## [GOAL]
Transcribe the records that follow exactly. Skip the pictures.

## [ENTRIES SHOWN]
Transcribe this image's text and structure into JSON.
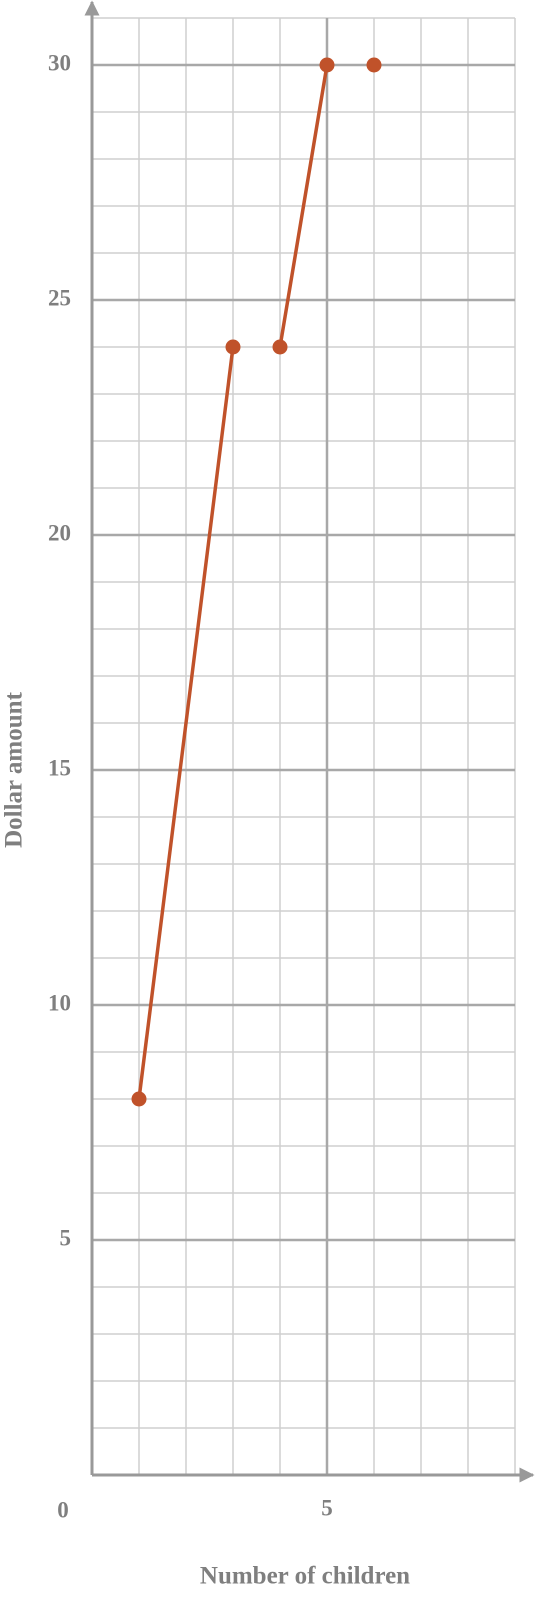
{
  "chart_data": {
    "type": "line",
    "x_label": "Number of children",
    "y_label": "Dollar amount",
    "xlim": [
      0,
      9
    ],
    "ylim": [
      0,
      31
    ],
    "xticks": [
      0,
      5
    ],
    "yticks": [
      5,
      10,
      15,
      20,
      25,
      30
    ],
    "minor_step": 1,
    "grid": true,
    "markers": true,
    "series": [
      {
        "color": "#c0522a",
        "x": [
          1,
          3
        ],
        "values": [
          8,
          24
        ]
      },
      {
        "color": "#c0522a",
        "x": [
          4,
          5
        ],
        "values": [
          24,
          30
        ]
      },
      {
        "color": "#c0522a",
        "x": [
          6
        ],
        "values": [
          30
        ]
      }
    ]
  }
}
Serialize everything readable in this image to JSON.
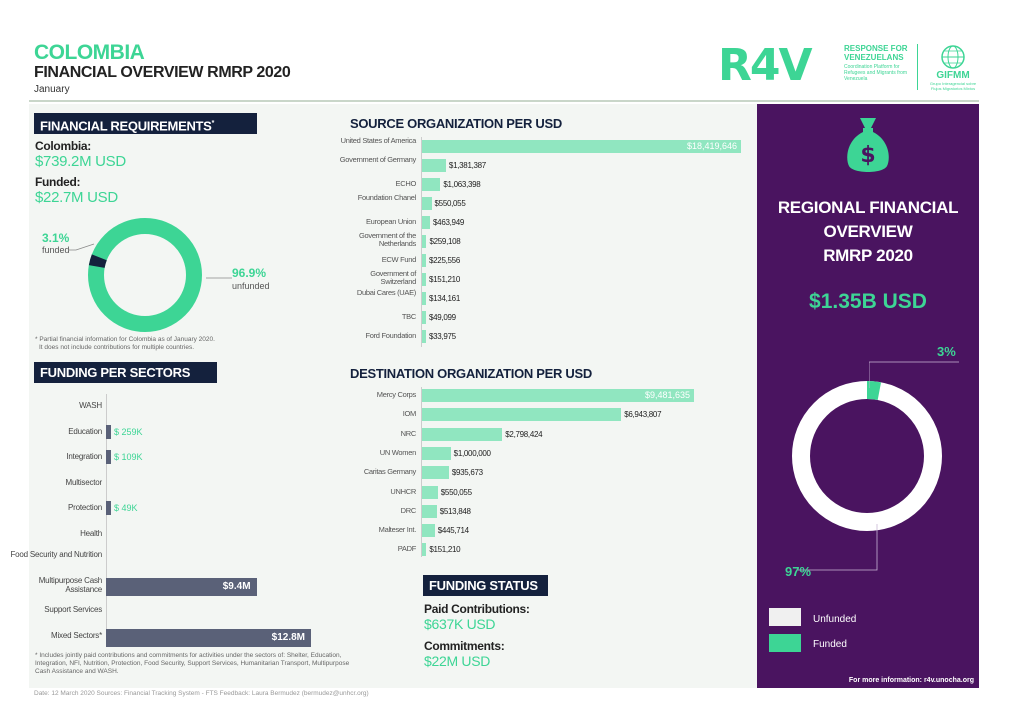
{
  "header": {
    "title": "COLOMBIA",
    "subtitle": "FINANCIAL OVERVIEW RMRP 2020",
    "month": "January",
    "logo": {
      "r4v": "R4V",
      "line1": "RESPONSE FOR",
      "line2": "VENEZUELANS",
      "tagline": "Coordination Platform for Refugees and Migrants from Venezuela",
      "gifmm": "GIFMM",
      "gifmm_sub": "Grupo Interagencial sobre Flujos Migratorios Mixtos"
    }
  },
  "financial_requirements": {
    "header": "FINANCIAL REQUIREMENTS",
    "asterisk": "*",
    "colombia_label": "Colombia:",
    "colombia_value": "$739.2M USD",
    "funded_label": "Funded:",
    "funded_value": "$22.7M USD",
    "funded_pct": "3.1%",
    "funded_text": "funded",
    "unfunded_pct": "96.9%",
    "unfunded_text": "unfunded",
    "funded_fraction": 0.031,
    "note_line1": "* Partial financial information for Colombia as of January 2020.",
    "note_line2": "It does not include contributions for multiple countries."
  },
  "sectors": {
    "header": "FUNDING PER SECTORS",
    "items": [
      {
        "label": "WASH",
        "value_label": "",
        "value": 0
      },
      {
        "label": "Education",
        "value_label": "$ 259K",
        "value": 0.259
      },
      {
        "label": "Integration",
        "value_label": "$ 109K",
        "value": 0.109
      },
      {
        "label": "Multisector",
        "value_label": "",
        "value": 0
      },
      {
        "label": "Protection",
        "value_label": "$ 49K",
        "value": 0.049
      },
      {
        "label": "Health",
        "value_label": "",
        "value": 0
      },
      {
        "label": "Food Security and Nutrition",
        "value_label": "",
        "value": 0
      },
      {
        "label": "Multipurpose Cash Assistance",
        "value_label": "$9.4M",
        "value": 9.4
      },
      {
        "label": "Support Services",
        "value_label": "",
        "value": 0
      },
      {
        "label": "Mixed Sectors*",
        "value_label": "$12.8M",
        "value": 12.8
      }
    ],
    "note": "* Includes jointly paid contributions and commitments for activities under the sectors of: Shelter, Education, Integration, NFI, Nutrition, Protection, Food Security, Support Services, Humanitarian Transport, Multipurpose Cash Assistance and WASH."
  },
  "source_orgs": {
    "header": "SOURCE ORGANIZATION PER USD",
    "items": [
      {
        "label": "United States of America",
        "value_label": "$18,419,646",
        "value": 18419646
      },
      {
        "label": "Government of Germany",
        "value_label": "$1,381,387",
        "value": 1381387
      },
      {
        "label": "ECHO",
        "value_label": "$1,063,398",
        "value": 1063398
      },
      {
        "label": "Foundation Chanel",
        "value_label": "$550,055",
        "value": 550055
      },
      {
        "label": "European Union",
        "value_label": "$463,949",
        "value": 463949
      },
      {
        "label": "Government of the Netherlands",
        "value_label": "$259,108",
        "value": 259108
      },
      {
        "label": "ECW Fund",
        "value_label": "$225,556",
        "value": 225556
      },
      {
        "label": "Government of Switzerland",
        "value_label": "$151,210",
        "value": 151210
      },
      {
        "label": "Dubai Cares (UAE)",
        "value_label": "$134,161",
        "value": 134161
      },
      {
        "label": "TBC",
        "value_label": "$49,099",
        "value": 49099
      },
      {
        "label": "Ford Foundation",
        "value_label": "$33,975",
        "value": 33975
      }
    ]
  },
  "destination_orgs": {
    "header": "DESTINATION ORGANIZATION PER USD",
    "items": [
      {
        "label": "Mercy Corps",
        "value_label": "$9,481,635",
        "value": 9481635
      },
      {
        "label": "IOM",
        "value_label": "$6,943,807",
        "value": 6943807
      },
      {
        "label": "NRC",
        "value_label": "$2,798,424",
        "value": 2798424
      },
      {
        "label": "UN Women",
        "value_label": "$1,000,000",
        "value": 1000000
      },
      {
        "label": "Caritas Germany",
        "value_label": "$935,673",
        "value": 935673
      },
      {
        "label": "UNHCR",
        "value_label": "$550,055",
        "value": 550055
      },
      {
        "label": "DRC",
        "value_label": "$513,848",
        "value": 513848
      },
      {
        "label": "Malteser Int.",
        "value_label": "$445,714",
        "value": 445714
      },
      {
        "label": "PADF",
        "value_label": "$151,210",
        "value": 151210
      }
    ]
  },
  "funding_status": {
    "header": "FUNDING STATUS",
    "paid_label": "Paid Contributions:",
    "paid_value": "$637K USD",
    "commit_label": "Commitments:",
    "commit_value": "$22M USD"
  },
  "regional": {
    "title_line1": "REGIONAL FINANCIAL",
    "title_line2": "OVERVIEW",
    "title_line3": "RMRP 2020",
    "amount": "$1.35B USD",
    "funded_pct": "3%",
    "unfunded_pct": "97%",
    "funded_fraction": 0.03,
    "legend_unfunded": "Unfunded",
    "legend_funded": "Funded",
    "footer": "For more information: r4v.unocha.org",
    "icon": "money-bag-icon"
  },
  "footer": "Date: 12 March 2020   Sources: Financial Tracking System - FTS   Feedback: Laura Bermudez (bermudez@unhcr.org)",
  "colors": {
    "green": "#3dd595",
    "light_green": "#90e6c0",
    "navy": "#14213d",
    "purple": "#4a1460",
    "slate": "#5a6178"
  }
}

## [FINAL ANSWER]
Transcribe this image's text and structure into JSON.
{
  "chart_data": {
    "type": "line",
    "x_label": "Number of children",
    "y_label": "Dollar amount",
    "xlim": [
      0,
      9
    ],
    "ylim": [
      0,
      31
    ],
    "xticks": [
      0,
      5
    ],
    "yticks": [
      5,
      10,
      15,
      20,
      25,
      30
    ],
    "minor_step": 1,
    "grid": true,
    "markers": true,
    "series": [
      {
        "color": "#c0522a",
        "x": [
          1,
          3
        ],
        "values": [
          8,
          24
        ]
      },
      {
        "color": "#c0522a",
        "x": [
          4,
          5
        ],
        "values": [
          24,
          30
        ]
      },
      {
        "color": "#c0522a",
        "x": [
          6
        ],
        "values": [
          30
        ]
      }
    ]
  }
}
Serialize everything readable in this image to JSON.
{
  "header": {
    "title": "COLOMBIA",
    "subtitle": "FINANCIAL OVERVIEW RMRP 2020",
    "month": "January",
    "logo": {
      "r4v": "R4V",
      "line1": "RESPONSE FOR",
      "line2": "VENEZUELANS",
      "tagline": "Coordination Platform for Refugees and Migrants from Venezuela",
      "gifmm": "GIFMM",
      "gifmm_sub": "Grupo Interagencial sobre Flujos Migratorios Mixtos"
    }
  },
  "financial_requirements": {
    "header": "FINANCIAL REQUIREMENTS",
    "asterisk": "*",
    "colombia_label": "Colombia:",
    "colombia_value": "$739.2M USD",
    "funded_label": "Funded:",
    "funded_value": "$22.7M USD",
    "funded_pct": "3.1%",
    "funded_text": "funded",
    "unfunded_pct": "96.9%",
    "unfunded_text": "unfunded",
    "funded_fraction": 0.031,
    "note_line1": "* Partial financial information for Colombia as of January 2020.",
    "note_line2": "It does not include contributions for multiple countries."
  },
  "sectors": {
    "header": "FUNDING PER SECTORS",
    "items": [
      {
        "label": "WASH",
        "value_label": "",
        "value": 0
      },
      {
        "label": "Education",
        "value_label": "$ 259K",
        "value": 0.259
      },
      {
        "label": "Integration",
        "value_label": "$ 109K",
        "value": 0.109
      },
      {
        "label": "Multisector",
        "value_label": "",
        "value": 0
      },
      {
        "label": "Protection",
        "value_label": "$ 49K",
        "value": 0.049
      },
      {
        "label": "Health",
        "value_label": "",
        "value": 0
      },
      {
        "label": "Food Security and Nutrition",
        "value_label": "",
        "value": 0
      },
      {
        "label": "Multipurpose Cash Assistance",
        "value_label": "$9.4M",
        "value": 9.4
      },
      {
        "label": "Support Services",
        "value_label": "",
        "value": 0
      },
      {
        "label": "Mixed Sectors*",
        "value_label": "$12.8M",
        "value": 12.8
      }
    ],
    "note": "* Includes jointly paid contributions and commitments for activities under the sectors of: Shelter, Education, Integration, NFI, Nutrition, Protection, Food Security, Support Services, Humanitarian Transport, Multipurpose Cash Assistance and WASH."
  },
  "source_orgs": {
    "header": "SOURCE ORGANIZATION PER USD",
    "items": [
      {
        "label": "United States of America",
        "value_label": "$18,419,646",
        "value": 18419646
      },
      {
        "label": "Government of Germany",
        "value_label": "$1,381,387",
        "value": 1381387
      },
      {
        "label": "ECHO",
        "value_label": "$1,063,398",
        "value": 1063398
      },
      {
        "label": "Foundation Chanel",
        "value_label": "$550,055",
        "value": 550055
      },
      {
        "label": "European Union",
        "value_label": "$463,949",
        "value": 463949
      },
      {
        "label": "Government of the Netherlands",
        "value_label": "$259,108",
        "value": 259108
      },
      {
        "label": "ECW Fund",
        "value_label": "$225,556",
        "value": 225556
      },
      {
        "label": "Government of Switzerland",
        "value_label": "$151,210",
        "value": 151210
      },
      {
        "label": "Dubai Cares (UAE)",
        "value_label": "$134,161",
        "value": 134161
      },
      {
        "label": "TBC",
        "value_label": "$49,099",
        "value": 49099
      },
      {
        "label": "Ford Foundation",
        "value_label": "$33,975",
        "value": 33975
      }
    ]
  },
  "destination_orgs": {
    "header": "DESTINATION ORGANIZATION PER USD",
    "items": [
      {
        "label": "Mercy Corps",
        "value_label": "$9,481,635",
        "value": 9481635
      },
      {
        "label": "IOM",
        "value_label": "$6,943,807",
        "value": 6943807
      },
      {
        "label": "NRC",
        "value_label": "$2,798,424",
        "value": 2798424
      },
      {
        "label": "UN Women",
        "value_label": "$1,000,000",
        "value": 1000000
      },
      {
        "label": "Caritas Germany",
        "value_label": "$935,673",
        "value": 935673
      },
      {
        "label": "UNHCR",
        "value_label": "$550,055",
        "value": 550055
      },
      {
        "label": "DRC",
        "value_label": "$513,848",
        "value": 513848
      },
      {
        "label": "Malteser Int.",
        "value_label": "$445,714",
        "value": 445714
      },
      {
        "label": "PADF",
        "value_label": "$151,210",
        "value": 151210
      }
    ]
  },
  "funding_status": {
    "header": "FUNDING STATUS",
    "paid_label": "Paid Contributions:",
    "paid_value": "$637K USD",
    "commit_label": "Commitments:",
    "commit_value": "$22M USD"
  },
  "regional": {
    "title_line1": "REGIONAL FINANCIAL",
    "title_line2": "OVERVIEW",
    "title_line3": "RMRP 2020",
    "amount": "$1.35B USD",
    "funded_pct": "3%",
    "unfunded_pct": "97%",
    "funded_fraction": 0.03,
    "legend_unfunded": "Unfunded",
    "legend_funded": "Funded",
    "footer": "For more information: r4v.unocha.org",
    "icon": "money-bag-icon"
  },
  "footer": "Date: 12 March 2020   Sources: Financial Tracking System - FTS   Feedback: Laura Bermudez (bermudez@unhcr.org)",
  "colors": {
    "green": "#3dd595",
    "light_green": "#90e6c0",
    "navy": "#14213d",
    "purple": "#4a1460",
    "slate": "#5a6178"
  }
}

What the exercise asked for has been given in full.